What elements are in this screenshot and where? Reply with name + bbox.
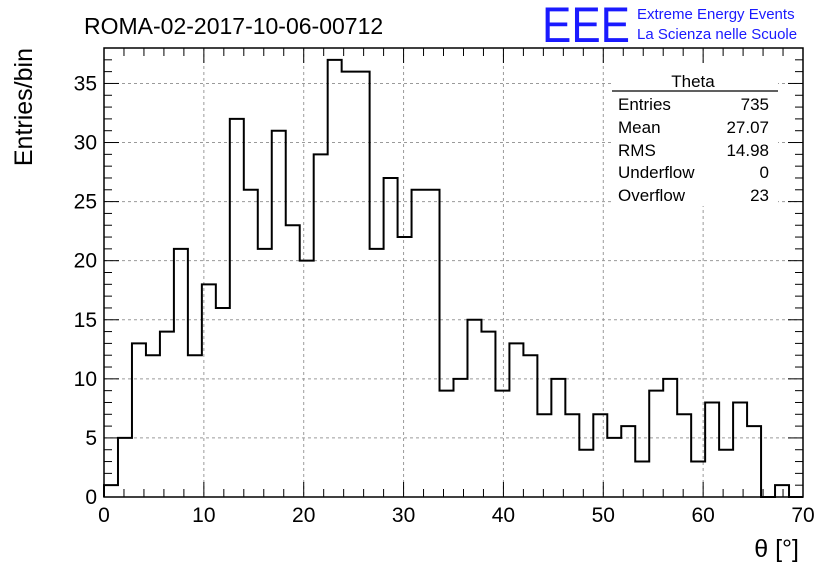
histogram-bin <box>440 391 454 497</box>
histogram-bin <box>495 391 509 497</box>
histogram-bin <box>775 485 789 497</box>
histogram-bin <box>523 355 537 497</box>
histogram-bin <box>174 249 188 497</box>
histogram-bin <box>677 414 691 497</box>
histogram-outline <box>103 58 803 498</box>
histogram-bin <box>160 332 174 497</box>
histogram-bin <box>426 190 440 497</box>
stats-value-overflow: 23 <box>750 186 769 205</box>
stats-label-mean: Mean <box>618 118 661 137</box>
histogram-bin <box>356 72 370 497</box>
y-tick-label: 30 <box>74 132 97 155</box>
stats-label-overflow: Overflow <box>618 186 686 205</box>
x-tick-label: 30 <box>392 504 415 527</box>
eee-logo: EEE Extreme Energy Events La Scienza nel… <box>542 0 797 53</box>
histogram-bin <box>705 402 719 497</box>
histogram-bin <box>607 438 621 497</box>
histogram-bin <box>565 414 579 497</box>
histogram-bin <box>132 343 146 497</box>
histogram-bin <box>244 190 258 497</box>
histogram-bin <box>118 438 132 497</box>
stats-value-entries: 735 <box>741 95 769 114</box>
y-tick-label: 0 <box>85 486 97 509</box>
histogram-bin <box>300 261 314 497</box>
histogram-bin <box>216 308 230 497</box>
y-tick-label: 25 <box>74 191 97 214</box>
histogram-bin <box>146 355 160 497</box>
stats-box-background <box>612 66 778 206</box>
histogram-bin <box>747 426 761 497</box>
logo-caption-line1: Extreme Energy Events <box>637 6 795 23</box>
y-tick-label: 35 <box>74 72 97 95</box>
histogram-bin <box>384 178 398 497</box>
histogram-bin <box>328 60 342 497</box>
histogram-bin <box>649 391 663 497</box>
histogram-bin <box>230 119 244 497</box>
y-tick-label: 5 <box>85 427 97 450</box>
y-tick-label: 20 <box>74 250 97 273</box>
x-tick-label: 10 <box>192 504 215 527</box>
stats-value-mean: 27.07 <box>726 118 769 137</box>
histogram-bin <box>258 249 272 497</box>
histogram-bin <box>719 450 733 497</box>
stats-box: Theta Entries 735 Mean 27.07 RMS 14.98 U… <box>612 66 778 206</box>
tick-labels: 0 10 20 30 40 50 60 70 0 5 10 15 20 25 30 35 <box>74 72 815 527</box>
stats-label-entries: Entries <box>618 95 671 114</box>
histogram-bin <box>370 249 384 497</box>
chart-title: ROMA-02-2017-10-06-00712 <box>84 13 383 39</box>
histogram-bin <box>733 402 747 497</box>
histogram-bin <box>188 355 202 497</box>
histogram-bin <box>286 225 300 497</box>
histogram-bin <box>412 190 426 497</box>
stats-value-rms: 14.98 <box>726 141 769 160</box>
histogram-bin <box>342 72 356 497</box>
histogram-bin <box>621 426 635 497</box>
x-axis-label: θ [°] <box>754 535 799 563</box>
stats-label-underflow: Underflow <box>618 163 695 182</box>
x-tick-label: 20 <box>292 504 315 527</box>
x-tick-label: 70 <box>791 504 814 527</box>
x-tick-label: 0 <box>98 504 110 527</box>
eee-logo-mark: EEE <box>542 0 630 53</box>
histogram-bin <box>551 379 565 497</box>
histogram-bin <box>481 332 495 497</box>
histogram-bin <box>314 154 328 497</box>
histogram-bin <box>537 414 551 497</box>
stats-value-underflow: 0 <box>760 163 769 182</box>
x-tick-label: 60 <box>691 504 714 527</box>
histogram-bin <box>467 320 481 497</box>
logo-caption-line2: La Scienza nelle Scuole <box>637 26 797 43</box>
histogram-bin <box>272 131 286 497</box>
histogram-bin <box>593 414 607 497</box>
histogram-bin <box>104 485 118 497</box>
x-tick-label: 50 <box>592 504 615 527</box>
histogram-bin <box>579 450 593 497</box>
y-axis-label: Entries/bin <box>10 48 38 166</box>
y-tick-label: 10 <box>74 368 97 391</box>
stats-title: Theta <box>671 72 715 91</box>
histogram-bin <box>509 343 523 497</box>
plot-frame <box>103 47 804 498</box>
x-tick-label: 40 <box>492 504 515 527</box>
y-tick-label: 15 <box>74 309 97 332</box>
histogram-bin <box>635 462 649 497</box>
histogram-bin <box>398 237 412 497</box>
stats-label-rms: RMS <box>618 141 656 160</box>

----------

▶ _REQUIREMENT_
Pull out every line of the rows above, word for word, and leave the pictures out of your answer.

▶ _SOLUTION TO THE PROBLEM_
What elements are in this screenshot and where? Reply with name + bbox.
histogram-bin <box>440 391 454 497</box>
histogram-bin <box>495 391 509 497</box>
histogram-bin <box>775 485 789 497</box>
histogram-bin <box>523 355 537 497</box>
histogram-bin <box>174 249 188 497</box>
histogram-bin <box>677 414 691 497</box>
histogram-outline <box>103 58 803 498</box>
histogram-bin <box>160 332 174 497</box>
histogram-bin <box>426 190 440 497</box>
stats-value-overflow: 23 <box>750 186 769 205</box>
stats-label-mean: Mean <box>618 118 661 137</box>
histogram-bin <box>356 72 370 497</box>
y-tick-label: 30 <box>74 132 97 155</box>
stats-label-overflow: Overflow <box>618 186 686 205</box>
x-tick-label: 30 <box>392 504 415 527</box>
eee-logo: EEE Extreme Energy Events La Scienza nel… <box>542 0 797 53</box>
histogram-bin <box>705 402 719 497</box>
histogram-bin <box>607 438 621 497</box>
histogram-bin <box>565 414 579 497</box>
histogram-bin <box>132 343 146 497</box>
histogram-bin <box>244 190 258 497</box>
histogram-bin <box>118 438 132 497</box>
stats-value-entries: 735 <box>741 95 769 114</box>
y-tick-label: 0 <box>85 486 97 509</box>
histogram-bin <box>300 261 314 497</box>
histogram-bin <box>216 308 230 497</box>
y-tick-label: 25 <box>74 191 97 214</box>
histogram-bin <box>146 355 160 497</box>
stats-box-background <box>612 66 778 206</box>
histogram-bin <box>747 426 761 497</box>
logo-caption-line1: Extreme Energy Events <box>637 6 795 23</box>
y-tick-label: 35 <box>74 72 97 95</box>
histogram-bin <box>384 178 398 497</box>
histogram-bin <box>328 60 342 497</box>
histogram-bin <box>649 391 663 497</box>
histogram-bin <box>230 119 244 497</box>
y-tick-label: 5 <box>85 427 97 450</box>
y-tick-label: 20 <box>74 250 97 273</box>
x-tick-label: 10 <box>192 504 215 527</box>
stats-value-mean: 27.07 <box>726 118 769 137</box>
histogram-bin <box>258 249 272 497</box>
histogram-bin <box>719 450 733 497</box>
stats-box: Theta Entries 735 Mean 27.07 RMS 14.98 U… <box>612 66 778 206</box>
tick-labels: 0 10 20 30 40 50 60 70 0 5 10 15 20 25 30 35 <box>74 72 815 527</box>
stats-label-entries: Entries <box>618 95 671 114</box>
histogram-bin <box>370 249 384 497</box>
chart-title: ROMA-02-2017-10-06-00712 <box>84 13 383 39</box>
histogram-bin <box>733 402 747 497</box>
histogram-bin <box>188 355 202 497</box>
histogram-bin <box>286 225 300 497</box>
histogram-bin <box>412 190 426 497</box>
stats-value-rms: 14.98 <box>726 141 769 160</box>
histogram-bin <box>342 72 356 497</box>
histogram-bin <box>621 426 635 497</box>
x-axis-label: θ [°] <box>754 535 799 563</box>
stats-label-underflow: Underflow <box>618 163 695 182</box>
x-tick-label: 20 <box>292 504 315 527</box>
x-tick-label: 70 <box>791 504 814 527</box>
x-tick-label: 0 <box>98 504 110 527</box>
eee-logo-mark: EEE <box>542 0 630 53</box>
histogram-bin <box>551 379 565 497</box>
histogram-bin <box>481 332 495 497</box>
histogram-bin <box>314 154 328 497</box>
histogram-bin <box>537 414 551 497</box>
stats-value-underflow: 0 <box>760 163 769 182</box>
x-tick-label: 60 <box>691 504 714 527</box>
histogram-bin <box>467 320 481 497</box>
logo-caption-line2: La Scienza nelle Scuole <box>637 26 797 43</box>
histogram-bin <box>272 131 286 497</box>
histogram-bin <box>593 414 607 497</box>
histogram-bin <box>104 485 118 497</box>
x-tick-label: 50 <box>592 504 615 527</box>
histogram-bin <box>579 450 593 497</box>
y-axis-label: Entries/bin <box>10 48 38 166</box>
y-tick-label: 10 <box>74 368 97 391</box>
stats-title: Theta <box>671 72 715 91</box>
histogram-bin <box>509 343 523 497</box>
plot-frame <box>103 47 804 498</box>
x-tick-label: 40 <box>492 504 515 527</box>
y-tick-label: 15 <box>74 309 97 332</box>
histogram-bin <box>635 462 649 497</box>
histogram-bin <box>398 237 412 497</box>
stats-label-rms: RMS <box>618 141 656 160</box>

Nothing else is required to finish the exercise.